> WHAT IS EXPECTED:
Below are entries. Pull out all lines containing "navel".

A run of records
%%

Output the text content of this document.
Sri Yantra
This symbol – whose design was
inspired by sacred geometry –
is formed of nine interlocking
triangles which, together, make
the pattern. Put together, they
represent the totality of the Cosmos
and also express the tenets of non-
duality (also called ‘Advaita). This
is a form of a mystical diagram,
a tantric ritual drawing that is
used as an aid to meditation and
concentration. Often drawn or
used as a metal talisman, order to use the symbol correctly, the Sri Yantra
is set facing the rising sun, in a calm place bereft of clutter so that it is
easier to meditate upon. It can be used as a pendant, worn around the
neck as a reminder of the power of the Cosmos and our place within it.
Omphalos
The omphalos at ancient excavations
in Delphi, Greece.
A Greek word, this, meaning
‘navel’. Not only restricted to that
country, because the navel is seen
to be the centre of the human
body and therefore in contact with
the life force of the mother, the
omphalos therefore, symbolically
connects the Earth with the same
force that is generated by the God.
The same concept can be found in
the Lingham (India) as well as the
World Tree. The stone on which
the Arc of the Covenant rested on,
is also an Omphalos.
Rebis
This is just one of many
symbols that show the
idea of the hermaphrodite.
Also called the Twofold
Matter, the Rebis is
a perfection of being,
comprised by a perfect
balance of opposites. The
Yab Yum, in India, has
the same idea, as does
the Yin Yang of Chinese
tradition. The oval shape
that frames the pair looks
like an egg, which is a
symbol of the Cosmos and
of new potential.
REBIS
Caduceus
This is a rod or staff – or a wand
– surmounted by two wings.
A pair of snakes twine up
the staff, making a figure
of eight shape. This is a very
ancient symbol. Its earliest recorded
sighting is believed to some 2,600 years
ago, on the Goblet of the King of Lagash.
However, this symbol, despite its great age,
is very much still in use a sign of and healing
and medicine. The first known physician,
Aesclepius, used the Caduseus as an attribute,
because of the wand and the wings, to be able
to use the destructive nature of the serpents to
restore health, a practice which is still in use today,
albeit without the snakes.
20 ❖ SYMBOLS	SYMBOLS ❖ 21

%%

> EXERCISE RESULT:
‘navel’. Not only restricted to that
country, because the navel is seen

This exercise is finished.